# STATED TASK:
Copy the lines of the material exactly, starting with the line that contains "- annotation: 8.5%: [496, 437, 546, 453]" and ending with the line that contains "- annotation: 0.0%: [376, 350, 425, 366]", including both of those lines.

Records from a data collection:
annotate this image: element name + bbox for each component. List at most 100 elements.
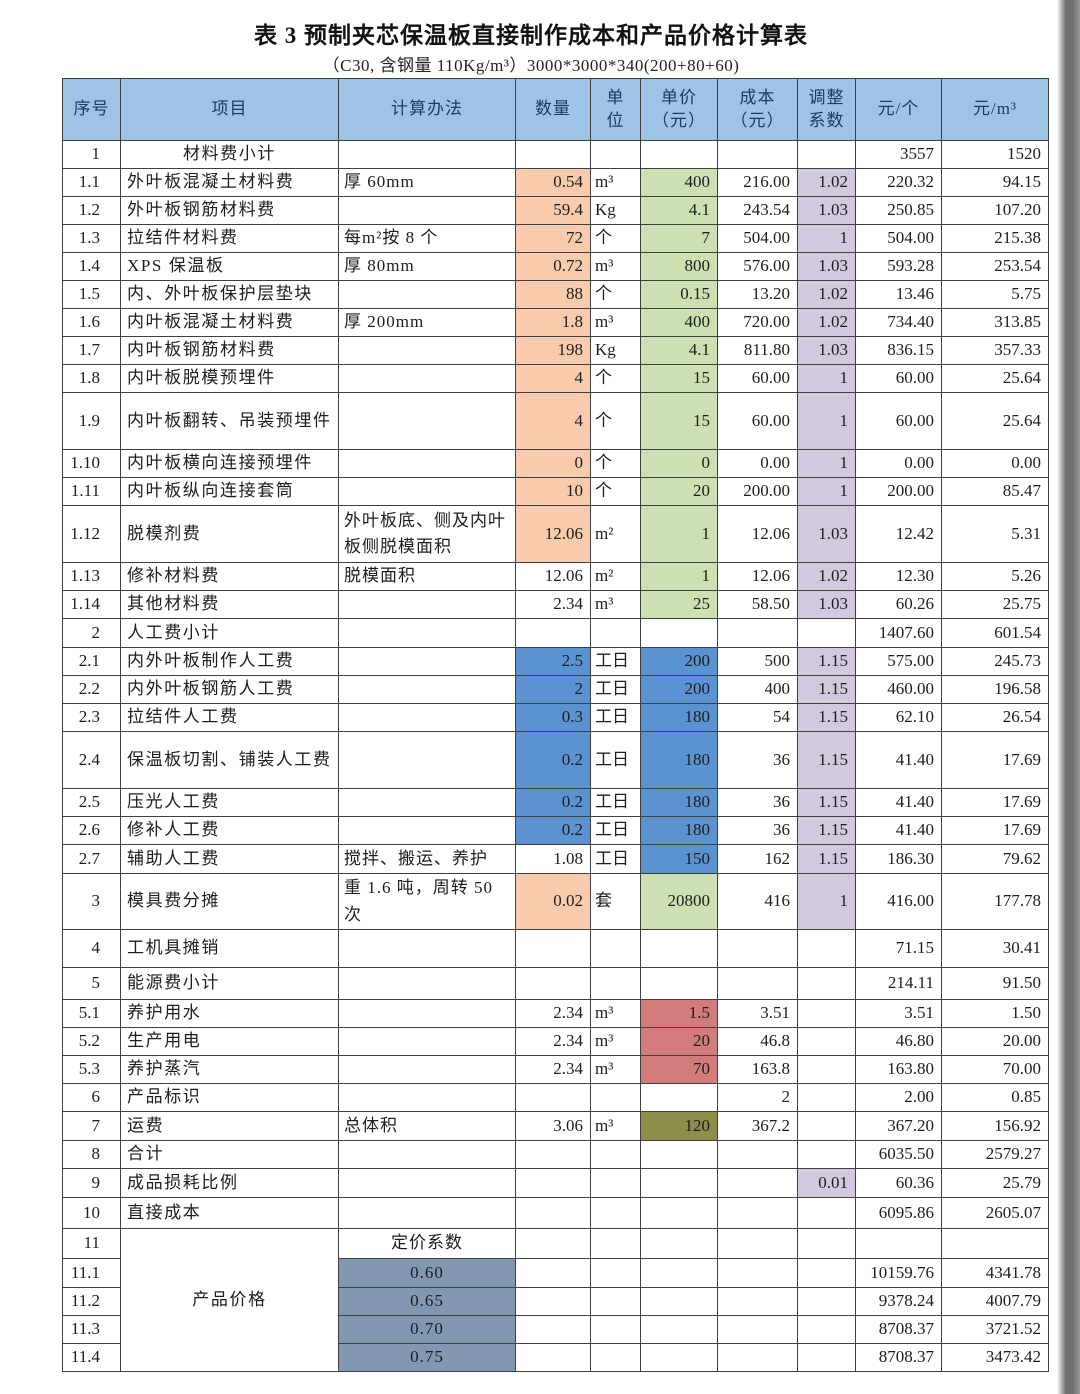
cell-method bbox=[338, 788, 516, 817]
cell-per_piece: 9378.24 bbox=[855, 1287, 942, 1316]
cell-price: 400 bbox=[640, 168, 718, 197]
cell-per_piece: 220.32 bbox=[855, 168, 942, 197]
cell-method bbox=[338, 675, 516, 704]
cell-no: 1.14 bbox=[62, 590, 121, 619]
cell-unit bbox=[590, 1258, 641, 1288]
cell-no: 2.6 bbox=[62, 816, 121, 845]
cell-cost: 162 bbox=[717, 844, 798, 874]
table-row-4: 4 工机具摊销 71.15 30.41 bbox=[62, 929, 1049, 968]
cell-per_m3: 94.15 bbox=[941, 168, 1049, 197]
cell-method bbox=[338, 392, 516, 450]
cell-per_piece: 60.00 bbox=[855, 392, 942, 450]
cell-qty bbox=[515, 929, 591, 968]
cell-method bbox=[338, 336, 516, 365]
cell-per_m3: 313.85 bbox=[941, 308, 1049, 337]
cell-price: 1 bbox=[640, 562, 718, 591]
column-header-price: 单价 （元） bbox=[640, 78, 718, 141]
cell-qty: 2.34 bbox=[515, 1027, 591, 1056]
cell-factor bbox=[797, 929, 856, 968]
cell-no: 5.1 bbox=[62, 999, 121, 1028]
cell-factor bbox=[797, 1258, 856, 1288]
cell-qty bbox=[515, 1228, 591, 1259]
cell-price bbox=[640, 1197, 718, 1229]
table-row-10: 10 直接成本 6095.86 2605.07 bbox=[62, 1197, 1049, 1229]
cell-cost bbox=[717, 1287, 798, 1316]
cell-item: 脱模剂费 bbox=[120, 505, 339, 563]
cell-method bbox=[338, 140, 516, 169]
cell-per_m3: 215.38 bbox=[941, 224, 1049, 253]
cell-unit: m³ bbox=[590, 1055, 641, 1084]
cell-qty: 198 bbox=[515, 336, 591, 365]
cell-per_m3: 30.41 bbox=[941, 929, 1049, 968]
cell-per_piece: 71.15 bbox=[855, 929, 942, 968]
cell-factor bbox=[797, 1197, 856, 1229]
cell-factor: 1.15 bbox=[797, 731, 856, 789]
cell-cost: 367.2 bbox=[717, 1111, 798, 1141]
cell-per_m3: 3721.52 bbox=[941, 1315, 1049, 1344]
cell-qty bbox=[515, 618, 591, 648]
cell-no: 8 bbox=[62, 1140, 121, 1169]
cell-no: 1.10 bbox=[62, 449, 121, 478]
cell-cost: 2 bbox=[717, 1083, 798, 1112]
cell-method bbox=[338, 929, 516, 968]
cell-qty: 4 bbox=[515, 392, 591, 450]
scrollbar[interactable] bbox=[1052, 0, 1080, 1394]
cell-unit bbox=[590, 1228, 641, 1259]
cell-unit: 个 bbox=[590, 449, 641, 478]
cell-qty bbox=[515, 1287, 591, 1316]
cell-item: 内外叶板制作人工费 bbox=[120, 647, 339, 676]
cell-qty: 4 bbox=[515, 364, 591, 393]
cell-method bbox=[338, 1055, 516, 1084]
cell-method bbox=[338, 967, 516, 1000]
cell-cost bbox=[717, 140, 798, 169]
cell-per_m3: 91.50 bbox=[941, 967, 1049, 1000]
cell-cost: 3.51 bbox=[717, 999, 798, 1028]
cell-unit: m³ bbox=[590, 308, 641, 337]
cell-cost: 576.00 bbox=[717, 252, 798, 281]
cell-per_piece: 60.36 bbox=[855, 1168, 942, 1198]
cell-price: 800 bbox=[640, 252, 718, 281]
cell-cost bbox=[717, 1315, 798, 1344]
cell-per_piece: 214.11 bbox=[855, 967, 942, 1000]
cell-method bbox=[338, 647, 516, 676]
cell-method: 厚 60mm bbox=[338, 168, 516, 197]
cell-item: 合计 bbox=[120, 1140, 339, 1169]
cell-no: 6 bbox=[62, 1083, 121, 1112]
cell-per_piece: 3.51 bbox=[855, 999, 942, 1028]
cell-unit: 工日 bbox=[590, 816, 641, 845]
cell-unit: 工日 bbox=[590, 703, 641, 732]
cell-qty: 3.06 bbox=[515, 1111, 591, 1141]
cell-per_piece: 504.00 bbox=[855, 224, 942, 253]
cell-item: 内叶板横向连接预埋件 bbox=[120, 449, 339, 478]
cell-item: 拉结件人工费 bbox=[120, 703, 339, 732]
cell-qty: 2 bbox=[515, 675, 591, 704]
cell-price: 0.15 bbox=[640, 280, 718, 309]
cell-price: 0 bbox=[640, 449, 718, 478]
table-row-6: 6 产品标识 2 2.00 0.85 bbox=[62, 1083, 1049, 1112]
cell-factor: 1.15 bbox=[797, 816, 856, 845]
cell-cost bbox=[717, 1228, 798, 1259]
cell-no: 1.13 bbox=[62, 562, 121, 591]
cell-method: 总体积 bbox=[338, 1111, 516, 1141]
cell-cost bbox=[717, 929, 798, 968]
cell-per_piece: 41.40 bbox=[855, 788, 942, 817]
cell-factor bbox=[797, 1343, 856, 1372]
cell-item: 内外叶板钢筋人工费 bbox=[120, 675, 339, 704]
cell-item: 产品价格 bbox=[120, 1228, 339, 1372]
cell-per_piece: 41.40 bbox=[855, 816, 942, 845]
cell-unit bbox=[590, 1168, 641, 1198]
cell-cost: 36 bbox=[717, 731, 798, 789]
table-row-1.13: 1.13 修补材料费 脱模面积 12.06 m² 1 12.06 1.02 12.30 5.26 bbox=[62, 562, 1049, 591]
cell-unit: 个 bbox=[590, 224, 641, 253]
cell-no: 1.7 bbox=[62, 336, 121, 365]
cell-item: 生产用电 bbox=[120, 1027, 339, 1056]
table-row-11.1: 11.1 0.60 10159.76 4341.78 bbox=[62, 1258, 1049, 1288]
cell-cost: 58.50 bbox=[717, 590, 798, 619]
cell-method bbox=[338, 999, 516, 1028]
table-row-1.5: 1.5 内、外叶板保护层垫块 88 个 0.15 13.20 1.02 13.46 5.75 bbox=[62, 280, 1049, 309]
cell-method: 搅拌、搬运、养护 bbox=[338, 844, 516, 874]
cell-item: 材料费小计 bbox=[120, 140, 339, 169]
cell-per_piece: 46.80 bbox=[855, 1027, 942, 1056]
cell-cost: 163.8 bbox=[717, 1055, 798, 1084]
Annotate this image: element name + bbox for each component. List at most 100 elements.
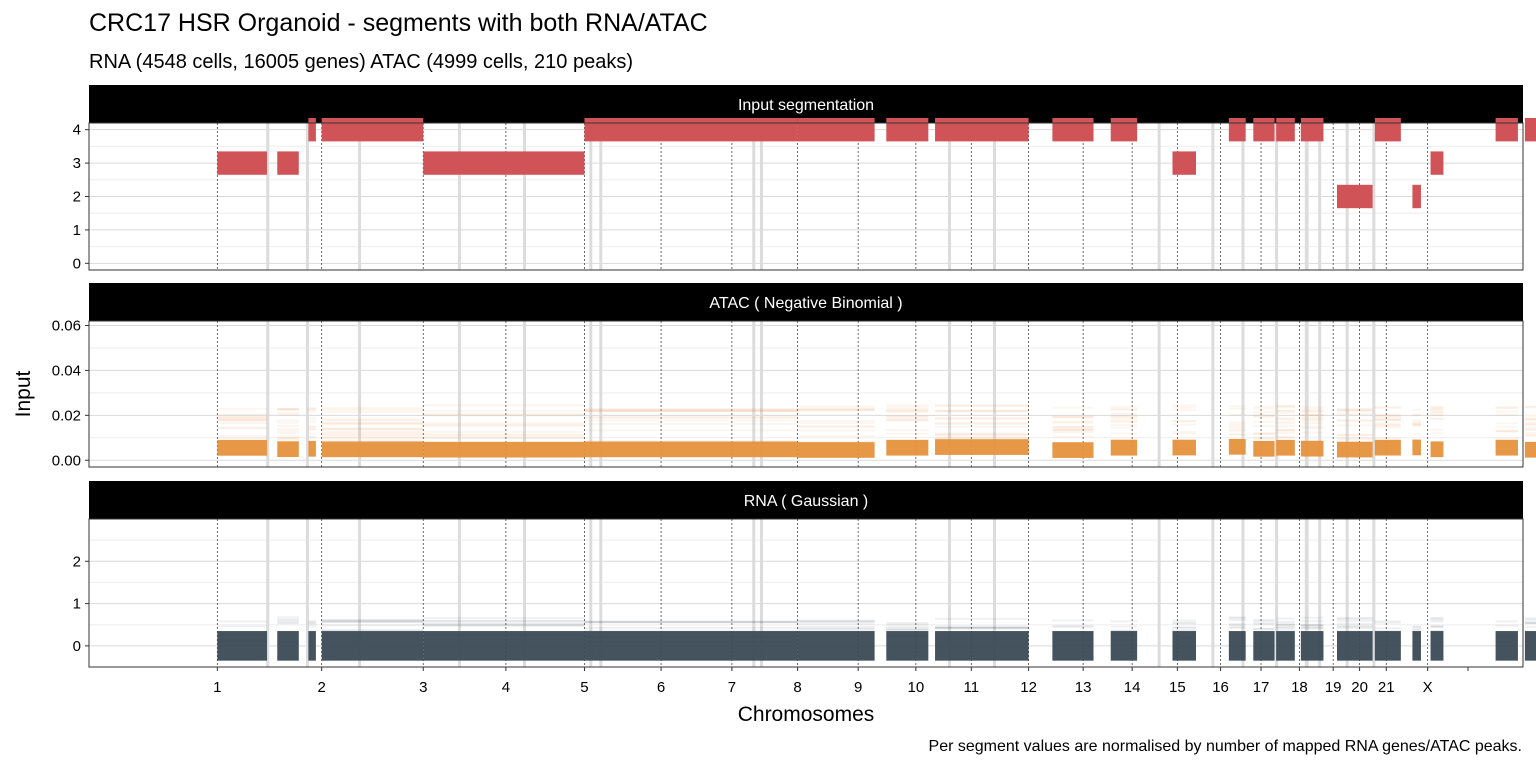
rna-cell-line xyxy=(1374,627,1401,630)
atac-cell-line xyxy=(1276,405,1295,408)
rna-band xyxy=(1110,631,1138,661)
rna-cell-line xyxy=(1110,625,1138,628)
atac-cell-line xyxy=(1430,414,1444,417)
gap-region xyxy=(1241,519,1245,667)
atac-cell-line xyxy=(584,409,798,412)
atac-band xyxy=(1172,439,1197,456)
atac-cell-line xyxy=(1052,416,1094,419)
gap-region xyxy=(305,123,309,270)
rna-cell-line xyxy=(1336,627,1373,630)
atac-cell-line xyxy=(1172,420,1197,423)
atac-band xyxy=(1495,439,1518,456)
atac-cell-line xyxy=(1495,430,1518,433)
atac-cell-line xyxy=(1374,418,1401,421)
atac-cell-line xyxy=(1052,420,1094,423)
atac-cell-line xyxy=(308,407,316,410)
atac-cell-line xyxy=(277,413,299,416)
gap-region xyxy=(266,519,270,667)
gap-region xyxy=(1211,123,1215,270)
panel-strip-label: RNA ( Gaussian ) xyxy=(744,493,868,510)
rna-cell-line xyxy=(797,627,875,630)
rna-cell-line xyxy=(886,627,929,630)
rna-cell-line xyxy=(935,627,1029,630)
rna-cell-line xyxy=(1253,619,1275,622)
atac-cell-line xyxy=(1374,418,1401,421)
atac-band xyxy=(1430,441,1444,458)
atac-cell-line xyxy=(1253,433,1275,436)
segment-bar xyxy=(935,117,1029,142)
atac-cell-line xyxy=(321,432,424,435)
segment-bar xyxy=(886,117,929,142)
atac-cell-line xyxy=(1276,435,1295,438)
atac-cell-line xyxy=(1276,409,1295,412)
y-tick-label: 4 xyxy=(73,122,81,139)
rna-band xyxy=(1052,631,1094,661)
atac-cell-line xyxy=(1374,422,1401,425)
rna-cell-line xyxy=(797,625,875,628)
atac-cell-line xyxy=(1300,427,1324,430)
rna-cell-line xyxy=(423,623,585,626)
atac-band xyxy=(1412,439,1421,456)
atac-cell-line xyxy=(1253,433,1275,436)
atac-cell-line xyxy=(1430,408,1444,411)
atac-cell-line xyxy=(1300,410,1324,413)
rna-cell-line xyxy=(423,619,585,622)
atac-cell-line xyxy=(1172,432,1197,435)
atac-cell-line xyxy=(1430,417,1444,420)
rna-band xyxy=(423,631,585,661)
gap-region xyxy=(1372,321,1376,467)
segment-bar xyxy=(1374,117,1401,142)
atac-cell-line xyxy=(1374,415,1401,418)
rna-cell-line xyxy=(1430,625,1444,628)
rna-band xyxy=(1228,631,1246,661)
atac-cell-line xyxy=(1524,417,1536,420)
atac-cell-line xyxy=(1524,434,1536,437)
rna-band xyxy=(1374,631,1401,661)
atac-cell-line xyxy=(308,425,316,428)
rna-cell-line xyxy=(1052,625,1094,628)
atac-cell-line xyxy=(886,408,929,411)
atac-cell-line xyxy=(423,414,585,417)
atac-cell-line xyxy=(797,422,875,425)
gap-region xyxy=(358,321,362,467)
gap-region xyxy=(752,321,756,467)
gap-region xyxy=(266,123,270,270)
y-tick-label: 0.02 xyxy=(52,407,81,424)
gap-region xyxy=(358,519,362,667)
atac-cell-line xyxy=(1336,409,1373,412)
y-tick-label: 0.06 xyxy=(52,317,81,334)
x-axis-title: Chromosomes xyxy=(738,703,875,726)
atac-cell-line xyxy=(1300,422,1324,425)
atac-cell-line xyxy=(1276,429,1295,432)
gap-region xyxy=(1304,123,1309,270)
atac-cell-line xyxy=(1524,432,1536,435)
atac-cell-line xyxy=(935,409,1029,412)
atac-cell-line xyxy=(1253,415,1275,418)
segment-bar xyxy=(308,117,316,142)
segment-bar xyxy=(1052,117,1094,142)
atac-cell-line xyxy=(277,407,299,410)
atac-cell-line xyxy=(584,415,798,418)
atac-cell-line xyxy=(1524,434,1536,437)
atac-cell-line xyxy=(1524,415,1536,418)
atac-cell-line xyxy=(1110,415,1138,418)
panel-1: ATAC ( Negative Binomial ) 0.00 0.02 0.04 0.… xyxy=(52,283,1536,469)
atac-cell-line xyxy=(1495,425,1518,428)
rna-cell-line xyxy=(1228,617,1246,620)
gap-region xyxy=(522,123,526,270)
atac-cell-line xyxy=(423,422,585,425)
y-tick-label: 0 xyxy=(73,638,81,655)
x-tick-label: 12 xyxy=(1020,679,1037,696)
atac-cell-line xyxy=(321,408,424,411)
x-tick-label: 17 xyxy=(1253,679,1270,696)
atac-cell-line xyxy=(1524,426,1536,429)
atac-cell-line xyxy=(308,435,316,438)
gap-region xyxy=(752,123,756,270)
gap-region xyxy=(752,519,756,667)
gap-region xyxy=(599,123,603,270)
rna-cell-line xyxy=(1336,616,1373,619)
atac-cell-line xyxy=(1336,433,1373,436)
atac-cell-line xyxy=(797,407,875,410)
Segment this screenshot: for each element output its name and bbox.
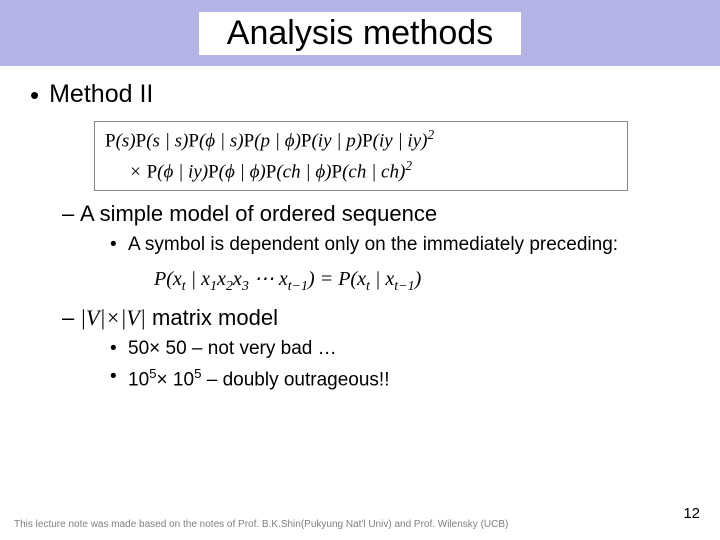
tene5-a: 10	[128, 370, 149, 391]
bullet-method-ii-text: Method II	[49, 80, 153, 108]
slide-content: Method II P(s)P(s | s)P(ϕ | s)P(p | ϕ)P(…	[0, 66, 720, 393]
formula-conditional: P(xt | x1x2x3 ⋯ xt−1) = P(xt | xt−1)	[154, 266, 696, 295]
slide-title: Analysis methods	[199, 12, 521, 55]
bullet-symbol-dependent: A symbol is dependent only on the immedi…	[110, 233, 696, 258]
tene5-rest: – doubly outrageous!!	[201, 370, 389, 391]
bullet-50x50: 50× 50 – not very bad …	[110, 337, 696, 362]
bullet-symbol-dependent-text: A symbol is dependent only on the immedi…	[128, 234, 618, 255]
matrix-model-label: matrix model	[146, 305, 278, 330]
bullet-simple-model-text: A simple model of ordered sequence	[80, 201, 437, 226]
tene5-mid: × 10	[157, 370, 195, 391]
fifty-rest: – not very bad …	[192, 338, 337, 359]
formula-main-box: P(s)P(s | s)P(ϕ | s)P(p | ϕ)P(iy | p)P(i…	[94, 121, 628, 191]
title-band: Analysis methods	[0, 0, 720, 66]
formula-line2: × P(ϕ | iy)P(ϕ | ϕ)P(ch | ϕ)P(ch | ch)2	[105, 156, 617, 187]
tene5-sup1: 5	[149, 366, 156, 381]
bullet-simple-model: A simple model of ordered sequence A sym…	[62, 201, 696, 258]
bullet-matrix-model: |V|×|V| matrix model 50× 50 – not very b…	[62, 305, 696, 394]
formula-line1: P(s)P(s | s)P(ϕ | s)P(p | ϕ)P(iy | p)P(i…	[105, 125, 617, 156]
footer-credit: This lecture note was made based on the …	[14, 519, 508, 530]
page-number: 12	[683, 505, 700, 522]
bullet-method-ii: Method II	[30, 80, 696, 111]
bullet-10e5: 105× 105 – doubly outrageous!!	[110, 365, 696, 393]
fifty-prefix: 50× 50	[128, 338, 192, 359]
matrix-dims: |V|×|V|	[80, 305, 146, 330]
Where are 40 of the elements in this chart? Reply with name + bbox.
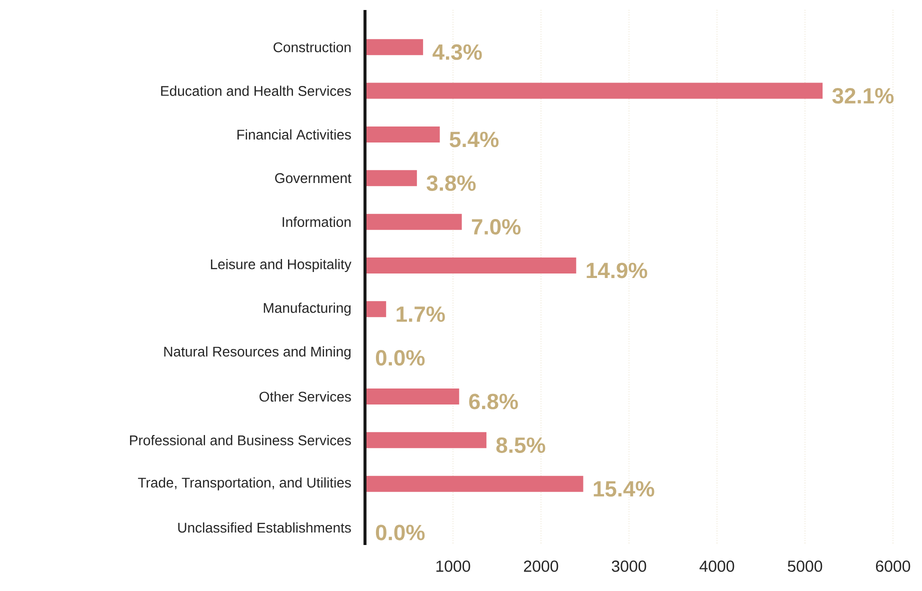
- annotation: 8.5%: [496, 437, 546, 453]
- bar: [364, 214, 462, 230]
- x-tick-label: 4000: [700, 560, 734, 572]
- y-tick-label: Natural Resources and Mining: [164, 346, 351, 360]
- y-tick-label: Other Services: [260, 391, 351, 402]
- annotation: 32.1%: [832, 88, 894, 104]
- x-tick-label: 2000: [524, 560, 558, 572]
- annotation: 1.7%: [396, 306, 445, 322]
- annotation: 7.0%: [472, 219, 521, 235]
- y-tick-label: Unclassified Establishments: [178, 522, 351, 533]
- x-tick-label: 6000: [876, 560, 910, 572]
- annotation: 3.8%: [426, 175, 476, 191]
- annotation: 0.0%: [376, 524, 425, 540]
- y-tick-label: Leisure and Hospitality: [210, 258, 352, 272]
- bar: [364, 170, 417, 186]
- annotation: 15.4%: [594, 481, 654, 497]
- annotation: 4.3%: [432, 44, 482, 60]
- bar: [364, 126, 440, 142]
- y-tick-label: Construction: [274, 42, 351, 52]
- bar: [364, 39, 424, 56]
- annotation: 0.0%: [376, 350, 425, 366]
- bar: [364, 476, 584, 492]
- annotation: 6.8%: [469, 394, 518, 410]
- bar: [364, 432, 486, 448]
- annotation: 14.9%: [586, 262, 648, 278]
- bar: [364, 388, 460, 405]
- annotation: 5.4%: [450, 132, 499, 148]
- bar: [364, 82, 823, 99]
- x-tick-label: 5000: [788, 560, 822, 572]
- x-tick-label: 3000: [612, 560, 646, 572]
- y-tick-label: Trade, Transportation, and Utilities: [138, 477, 351, 490]
- y-tick-label: Professional and Business Services: [130, 435, 351, 446]
- y-tick-label: Information: [282, 216, 351, 227]
- bar: [364, 257, 576, 274]
- y-tick-label: Government: [275, 173, 352, 184]
- x-tick-label: 1000: [436, 560, 470, 572]
- y-tick-label: Education and Health Services: [161, 86, 351, 96]
- y-tick-label: Manufacturing: [264, 302, 351, 316]
- bar: [364, 301, 386, 318]
- y-tick-label: Financial Activities: [237, 129, 351, 140]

# OUTPUT BELOW:
- annotation: 8.5%: [496, 437, 546, 453]
- bar: [364, 214, 462, 230]
- x-tick-label: 4000: [700, 560, 734, 572]
- y-tick-label: Natural Resources and Mining: [164, 346, 351, 360]
- y-tick-label: Other Services: [260, 391, 351, 402]
- annotation: 32.1%: [832, 88, 894, 104]
- x-tick-label: 2000: [524, 560, 558, 572]
- annotation: 1.7%: [396, 306, 445, 322]
- annotation: 7.0%: [472, 219, 521, 235]
- y-tick-label: Unclassified Establishments: [178, 522, 351, 533]
- x-tick-label: 6000: [876, 560, 910, 572]
- annotation: 3.8%: [426, 175, 476, 191]
- annotation: 0.0%: [376, 524, 425, 540]
- y-tick-label: Leisure and Hospitality: [210, 258, 352, 272]
- bar: [364, 170, 417, 186]
- annotation: 15.4%: [594, 481, 654, 497]
- annotation: 4.3%: [432, 44, 482, 60]
- bar: [364, 126, 440, 142]
- y-tick-label: Construction: [274, 42, 351, 52]
- bar: [364, 39, 424, 56]
- annotation: 0.0%: [376, 350, 425, 366]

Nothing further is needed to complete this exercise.